++++ EXERCISE MATERIAL
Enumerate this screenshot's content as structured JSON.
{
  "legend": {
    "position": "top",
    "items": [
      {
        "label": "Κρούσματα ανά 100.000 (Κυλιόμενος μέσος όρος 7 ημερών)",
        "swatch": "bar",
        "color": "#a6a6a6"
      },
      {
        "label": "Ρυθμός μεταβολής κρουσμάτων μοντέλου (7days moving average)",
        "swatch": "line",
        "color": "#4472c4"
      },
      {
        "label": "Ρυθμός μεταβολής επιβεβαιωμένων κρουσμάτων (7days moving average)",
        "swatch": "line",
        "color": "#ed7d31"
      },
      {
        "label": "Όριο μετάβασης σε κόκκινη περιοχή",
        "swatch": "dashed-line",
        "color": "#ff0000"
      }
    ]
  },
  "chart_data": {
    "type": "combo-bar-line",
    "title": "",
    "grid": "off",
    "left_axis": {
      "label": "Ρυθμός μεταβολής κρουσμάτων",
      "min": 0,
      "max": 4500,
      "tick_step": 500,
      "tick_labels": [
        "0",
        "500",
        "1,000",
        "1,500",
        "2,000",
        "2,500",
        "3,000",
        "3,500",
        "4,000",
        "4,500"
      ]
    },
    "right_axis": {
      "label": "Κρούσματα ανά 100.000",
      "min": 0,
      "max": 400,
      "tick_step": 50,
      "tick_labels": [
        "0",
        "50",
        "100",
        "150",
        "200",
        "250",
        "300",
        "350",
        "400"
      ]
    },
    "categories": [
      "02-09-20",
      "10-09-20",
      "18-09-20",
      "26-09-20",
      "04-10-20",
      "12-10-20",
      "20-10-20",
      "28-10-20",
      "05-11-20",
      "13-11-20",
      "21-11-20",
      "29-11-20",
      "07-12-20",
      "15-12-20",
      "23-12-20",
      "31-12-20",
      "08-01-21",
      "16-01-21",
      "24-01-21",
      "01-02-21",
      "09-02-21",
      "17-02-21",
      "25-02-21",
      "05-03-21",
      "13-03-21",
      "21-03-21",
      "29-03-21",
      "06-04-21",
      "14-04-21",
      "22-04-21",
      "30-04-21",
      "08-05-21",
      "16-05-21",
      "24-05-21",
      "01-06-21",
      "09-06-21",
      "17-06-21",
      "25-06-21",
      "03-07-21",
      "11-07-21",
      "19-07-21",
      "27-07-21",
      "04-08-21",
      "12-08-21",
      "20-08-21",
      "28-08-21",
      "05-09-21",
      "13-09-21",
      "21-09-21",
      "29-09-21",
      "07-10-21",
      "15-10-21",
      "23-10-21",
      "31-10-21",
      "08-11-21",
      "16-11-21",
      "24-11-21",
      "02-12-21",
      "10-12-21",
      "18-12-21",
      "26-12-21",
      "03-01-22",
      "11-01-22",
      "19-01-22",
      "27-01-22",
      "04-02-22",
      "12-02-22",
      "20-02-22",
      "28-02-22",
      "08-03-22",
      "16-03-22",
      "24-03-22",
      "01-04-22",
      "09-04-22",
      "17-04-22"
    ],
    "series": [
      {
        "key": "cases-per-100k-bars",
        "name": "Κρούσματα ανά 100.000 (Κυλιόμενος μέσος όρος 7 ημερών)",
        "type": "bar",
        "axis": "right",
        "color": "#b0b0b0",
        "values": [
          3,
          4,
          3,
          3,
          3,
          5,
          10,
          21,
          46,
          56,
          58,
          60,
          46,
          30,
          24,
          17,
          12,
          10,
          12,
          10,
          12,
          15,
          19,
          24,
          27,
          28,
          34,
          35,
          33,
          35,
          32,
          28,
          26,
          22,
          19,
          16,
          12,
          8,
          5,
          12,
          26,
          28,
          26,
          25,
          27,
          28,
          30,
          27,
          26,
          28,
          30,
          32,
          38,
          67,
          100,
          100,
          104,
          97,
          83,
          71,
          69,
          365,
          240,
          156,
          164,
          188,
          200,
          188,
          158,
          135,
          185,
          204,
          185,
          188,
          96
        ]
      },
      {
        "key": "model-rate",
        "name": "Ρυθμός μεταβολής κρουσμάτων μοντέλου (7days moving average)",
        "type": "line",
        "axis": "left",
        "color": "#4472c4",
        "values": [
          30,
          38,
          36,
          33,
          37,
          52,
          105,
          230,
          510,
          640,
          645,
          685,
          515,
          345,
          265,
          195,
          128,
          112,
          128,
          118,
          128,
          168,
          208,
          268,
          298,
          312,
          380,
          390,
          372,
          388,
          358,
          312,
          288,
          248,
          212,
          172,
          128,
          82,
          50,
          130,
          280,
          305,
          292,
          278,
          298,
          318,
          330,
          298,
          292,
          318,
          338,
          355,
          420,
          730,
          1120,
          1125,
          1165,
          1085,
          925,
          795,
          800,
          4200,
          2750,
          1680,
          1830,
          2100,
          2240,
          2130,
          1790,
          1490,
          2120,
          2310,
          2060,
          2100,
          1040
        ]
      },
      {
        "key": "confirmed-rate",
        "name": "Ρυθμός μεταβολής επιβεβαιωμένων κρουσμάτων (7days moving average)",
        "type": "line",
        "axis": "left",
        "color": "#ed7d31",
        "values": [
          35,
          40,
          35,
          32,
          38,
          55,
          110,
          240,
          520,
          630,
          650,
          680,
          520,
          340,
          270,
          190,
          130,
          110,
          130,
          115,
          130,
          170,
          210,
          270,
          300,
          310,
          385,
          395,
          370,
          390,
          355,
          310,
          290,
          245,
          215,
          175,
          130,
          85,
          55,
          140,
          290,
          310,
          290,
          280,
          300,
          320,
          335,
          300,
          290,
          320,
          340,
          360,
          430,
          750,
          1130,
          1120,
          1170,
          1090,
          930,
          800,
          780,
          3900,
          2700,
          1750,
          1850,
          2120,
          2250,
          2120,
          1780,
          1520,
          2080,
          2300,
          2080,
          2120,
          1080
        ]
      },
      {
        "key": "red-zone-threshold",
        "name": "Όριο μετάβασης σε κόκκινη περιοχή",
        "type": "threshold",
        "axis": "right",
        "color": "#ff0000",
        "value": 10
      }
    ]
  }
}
++++++++
TASK PROMPT – Reproduce each entry from the records above, character for character.

ANSWER FOR THE TASK –
Enumerate this screenshot's content as structured JSON.
{
  "legend": {
    "position": "top",
    "items": [
      {
        "label": "Κρούσματα ανά 100.000 (Κυλιόμενος μέσος όρος 7 ημερών)",
        "swatch": "bar",
        "color": "#a6a6a6"
      },
      {
        "label": "Ρυθμός μεταβολής κρουσμάτων μοντέλου (7days moving average)",
        "swatch": "line",
        "color": "#4472c4"
      },
      {
        "label": "Ρυθμός μεταβολής επιβεβαιωμένων κρουσμάτων (7days moving average)",
        "swatch": "line",
        "color": "#ed7d31"
      },
      {
        "label": "Όριο μετάβασης σε κόκκινη περιοχή",
        "swatch": "dashed-line",
        "color": "#ff0000"
      }
    ]
  },
  "chart_data": {
    "type": "combo-bar-line",
    "title": "",
    "grid": "off",
    "left_axis": {
      "label": "Ρυθμός μεταβολής κρουσμάτων",
      "min": 0,
      "max": 4500,
      "tick_step": 500,
      "tick_labels": [
        "0",
        "500",
        "1,000",
        "1,500",
        "2,000",
        "2,500",
        "3,000",
        "3,500",
        "4,000",
        "4,500"
      ]
    },
    "right_axis": {
      "label": "Κρούσματα ανά 100.000",
      "min": 0,
      "max": 400,
      "tick_step": 50,
      "tick_labels": [
        "0",
        "50",
        "100",
        "150",
        "200",
        "250",
        "300",
        "350",
        "400"
      ]
    },
    "categories": [
      "02-09-20",
      "10-09-20",
      "18-09-20",
      "26-09-20",
      "04-10-20",
      "12-10-20",
      "20-10-20",
      "28-10-20",
      "05-11-20",
      "13-11-20",
      "21-11-20",
      "29-11-20",
      "07-12-20",
      "15-12-20",
      "23-12-20",
      "31-12-20",
      "08-01-21",
      "16-01-21",
      "24-01-21",
      "01-02-21",
      "09-02-21",
      "17-02-21",
      "25-02-21",
      "05-03-21",
      "13-03-21",
      "21-03-21",
      "29-03-21",
      "06-04-21",
      "14-04-21",
      "22-04-21",
      "30-04-21",
      "08-05-21",
      "16-05-21",
      "24-05-21",
      "01-06-21",
      "09-06-21",
      "17-06-21",
      "25-06-21",
      "03-07-21",
      "11-07-21",
      "19-07-21",
      "27-07-21",
      "04-08-21",
      "12-08-21",
      "20-08-21",
      "28-08-21",
      "05-09-21",
      "13-09-21",
      "21-09-21",
      "29-09-21",
      "07-10-21",
      "15-10-21",
      "23-10-21",
      "31-10-21",
      "08-11-21",
      "16-11-21",
      "24-11-21",
      "02-12-21",
      "10-12-21",
      "18-12-21",
      "26-12-21",
      "03-01-22",
      "11-01-22",
      "19-01-22",
      "27-01-22",
      "04-02-22",
      "12-02-22",
      "20-02-22",
      "28-02-22",
      "08-03-22",
      "16-03-22",
      "24-03-22",
      "01-04-22",
      "09-04-22",
      "17-04-22"
    ],
    "series": [
      {
        "key": "cases-per-100k-bars",
        "name": "Κρούσματα ανά 100.000 (Κυλιόμενος μέσος όρος 7 ημερών)",
        "type": "bar",
        "axis": "right",
        "color": "#b0b0b0",
        "values": [
          3,
          4,
          3,
          3,
          3,
          5,
          10,
          21,
          46,
          56,
          58,
          60,
          46,
          30,
          24,
          17,
          12,
          10,
          12,
          10,
          12,
          15,
          19,
          24,
          27,
          28,
          34,
          35,
          33,
          35,
          32,
          28,
          26,
          22,
          19,
          16,
          12,
          8,
          5,
          12,
          26,
          28,
          26,
          25,
          27,
          28,
          30,
          27,
          26,
          28,
          30,
          32,
          38,
          67,
          100,
          100,
          104,
          97,
          83,
          71,
          69,
          365,
          240,
          156,
          164,
          188,
          200,
          188,
          158,
          135,
          185,
          204,
          185,
          188,
          96
        ]
      },
      {
        "key": "model-rate",
        "name": "Ρυθμός μεταβολής κρουσμάτων μοντέλου (7days moving average)",
        "type": "line",
        "axis": "left",
        "color": "#4472c4",
        "values": [
          30,
          38,
          36,
          33,
          37,
          52,
          105,
          230,
          510,
          640,
          645,
          685,
          515,
          345,
          265,
          195,
          128,
          112,
          128,
          118,
          128,
          168,
          208,
          268,
          298,
          312,
          380,
          390,
          372,
          388,
          358,
          312,
          288,
          248,
          212,
          172,
          128,
          82,
          50,
          130,
          280,
          305,
          292,
          278,
          298,
          318,
          330,
          298,
          292,
          318,
          338,
          355,
          420,
          730,
          1120,
          1125,
          1165,
          1085,
          925,
          795,
          800,
          4200,
          2750,
          1680,
          1830,
          2100,
          2240,
          2130,
          1790,
          1490,
          2120,
          2310,
          2060,
          2100,
          1040
        ]
      },
      {
        "key": "confirmed-rate",
        "name": "Ρυθμός μεταβολής επιβεβαιωμένων κρουσμάτων (7days moving average)",
        "type": "line",
        "axis": "left",
        "color": "#ed7d31",
        "values": [
          35,
          40,
          35,
          32,
          38,
          55,
          110,
          240,
          520,
          630,
          650,
          680,
          520,
          340,
          270,
          190,
          130,
          110,
          130,
          115,
          130,
          170,
          210,
          270,
          300,
          310,
          385,
          395,
          370,
          390,
          355,
          310,
          290,
          245,
          215,
          175,
          130,
          85,
          55,
          140,
          290,
          310,
          290,
          280,
          300,
          320,
          335,
          300,
          290,
          320,
          340,
          360,
          430,
          750,
          1130,
          1120,
          1170,
          1090,
          930,
          800,
          780,
          3900,
          2700,
          1750,
          1850,
          2120,
          2250,
          2120,
          1780,
          1520,
          2080,
          2300,
          2080,
          2120,
          1080
        ]
      },
      {
        "key": "red-zone-threshold",
        "name": "Όριο μετάβασης σε κόκκινη περιοχή",
        "type": "threshold",
        "axis": "right",
        "color": "#ff0000",
        "value": 10
      }
    ]
  }
}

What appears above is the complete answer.